# [Tasks to complete]
**a)** How would you translate this sentence from the H. pylori text into Spanish: "The bacterium is specifically adapted to survive in the highly acidic, mucus-lined environment of the human stomach."
**b)** Answer these questions from the H. pylori text:
(i) What share of the global population does the bacterium persistently colonize?
(ii) Which two countries are given as examples where prevalence reaches 80%?
(iii) Which oral hygiene practice is named as removing the bacterium's temporary presence in the mouth?
**c)** Continue the H. pylori text from its final sentence.

7. Can HP survive below the stomach (small intestines, colon, etc) without necessarily being in the stomach?

Answer: Based on current scientific understanding, H. pylori cannot establish a persistent, viable colonisation anywhere in the gastrointestinal tract other than the stomach, or areas of the duodenum that have undergone gastric metaplasia (i.e., patches of stomach-like tissue). The bacterium is specifically adapted to survive in the highly acidic, mucus-lined environment of the human stomach. It cannot survive long-term in the mouth or outside the human host. While a transient presence in the mouth may occur following acid reflux, simple oral hygiene practices, such as tooth brushing, are effective at removing these temporary visitors.

8. Is there any substantial evidence the body can eradicate HP naturally? Via antibodies upon infection, natural remedies, etc?

Answer: Natural, permanent eradication of H. pylori is an exceptionally rare event. This is evidenced by the fact that the bacterium remains one of the most successful human pathogens, persistently colonising at least 50% of the global population. In some countries, eg. Vietnam and Turkey, the prevalence of HP is as high as 80%. In very rare instances, primarily in adults, the host's immune system may mount an unusually intense, acute inflammatory response to the infection. This aggressive reaction can create an environment so hostile that the bacterium cannot survive, leading to spontaneous clearance. However, this is not the norm. While various "natural remedies" are often discussed, there is currently no substantial, peer-reviewed evidence to support their consistent, reliable ability to eradicate the infection when compared to standard antibiotic-based triple or quadruple therapy.

9. If reinfected, is there any downside to retaking antibiotics? (In addition to the issues of taking them at all; e.g. depletion of good gut biome). Is antibiotic resistance more likely on retaking, or is resistance unlikely if it worked the first time (as I understand there's a genetic component to antibiotic efficacy).

(Records excerpted from a collection)

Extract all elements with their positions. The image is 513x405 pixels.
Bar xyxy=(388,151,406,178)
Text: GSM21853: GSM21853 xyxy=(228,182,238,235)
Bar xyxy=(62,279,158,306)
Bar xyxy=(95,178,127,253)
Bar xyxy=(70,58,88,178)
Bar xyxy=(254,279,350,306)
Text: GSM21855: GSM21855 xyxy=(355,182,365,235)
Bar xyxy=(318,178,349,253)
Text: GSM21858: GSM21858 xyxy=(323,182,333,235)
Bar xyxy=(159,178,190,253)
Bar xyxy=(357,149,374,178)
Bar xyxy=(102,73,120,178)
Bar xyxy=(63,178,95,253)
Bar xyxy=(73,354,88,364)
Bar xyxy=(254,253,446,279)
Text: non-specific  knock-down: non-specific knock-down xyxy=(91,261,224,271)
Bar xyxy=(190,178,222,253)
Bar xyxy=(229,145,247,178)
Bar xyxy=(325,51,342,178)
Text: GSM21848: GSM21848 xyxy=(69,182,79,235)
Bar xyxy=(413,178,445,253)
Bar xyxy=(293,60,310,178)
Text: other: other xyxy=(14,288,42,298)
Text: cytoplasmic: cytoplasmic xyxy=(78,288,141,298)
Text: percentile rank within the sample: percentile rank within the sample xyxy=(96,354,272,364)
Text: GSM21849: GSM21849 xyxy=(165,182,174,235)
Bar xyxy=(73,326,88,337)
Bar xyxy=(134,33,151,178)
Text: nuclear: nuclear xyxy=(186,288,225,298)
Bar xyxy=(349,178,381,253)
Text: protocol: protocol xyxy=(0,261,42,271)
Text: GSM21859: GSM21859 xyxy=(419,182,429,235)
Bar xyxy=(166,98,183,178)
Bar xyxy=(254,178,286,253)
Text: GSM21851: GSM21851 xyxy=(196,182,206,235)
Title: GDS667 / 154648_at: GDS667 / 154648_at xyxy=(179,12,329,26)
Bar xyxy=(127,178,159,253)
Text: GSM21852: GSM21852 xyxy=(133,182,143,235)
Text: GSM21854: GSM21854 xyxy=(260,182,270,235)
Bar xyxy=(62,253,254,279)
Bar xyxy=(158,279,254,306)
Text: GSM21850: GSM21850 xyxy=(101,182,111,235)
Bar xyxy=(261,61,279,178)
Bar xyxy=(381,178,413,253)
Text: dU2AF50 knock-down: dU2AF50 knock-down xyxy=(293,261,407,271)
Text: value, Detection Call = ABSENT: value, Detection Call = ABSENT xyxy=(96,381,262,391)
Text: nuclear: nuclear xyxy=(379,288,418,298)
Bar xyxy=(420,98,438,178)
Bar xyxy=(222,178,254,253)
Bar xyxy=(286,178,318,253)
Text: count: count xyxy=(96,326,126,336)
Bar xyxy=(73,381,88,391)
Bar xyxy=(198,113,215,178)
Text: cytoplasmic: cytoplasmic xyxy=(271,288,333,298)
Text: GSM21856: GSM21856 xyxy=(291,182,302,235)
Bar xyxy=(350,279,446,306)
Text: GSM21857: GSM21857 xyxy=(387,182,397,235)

# [Task answers]
**a)** La bacteria está específicamente adaptada para sobrevivir en el entorno altamente ácido y revestido de mucosidad del estómago humano.

**b)**
(i) At least 50%
(ii) Vietnam and Turkey
(iii) Tooth brushing

**c)**
Answer: True reinfection with H. pylori is an infrequent occurrence in developed nations, with reported rates typically in the range of 1-2% per year. In advanced urban settings, where hygiene standards are high, including regular oral care, the risk is minimal. Transmission usually requires close person-to-person contact, typically among those sharing a household, involving the exchange of saliva (e.g., through kissing or shared food utensils), as the bacterium cannot survive effectively outside the body. If a true reinfection is confirmed, meaning the patient has acquired a new, genetically distinct strain of H. pylori, the new strain would not have been exposed to the antibiotics taken during the initial treatment. Therefore, in theory, the same antibiotic regimen that worked previously could be effective again. However, if the initial eradication failed (which is far more common than reinfection), the remaining strain is likely resistant, and a different, second-line regimen would be necessary. The decision to retreat always involves a careful consideration of the well-known downsides of broad-spectrum antibiotics, primarily the disruption to the beneficial gut microbiome.

10. I read that HP is in its coccoid form in water but it seems unclear how infectious it is in this state. Any more detail or clarification on that?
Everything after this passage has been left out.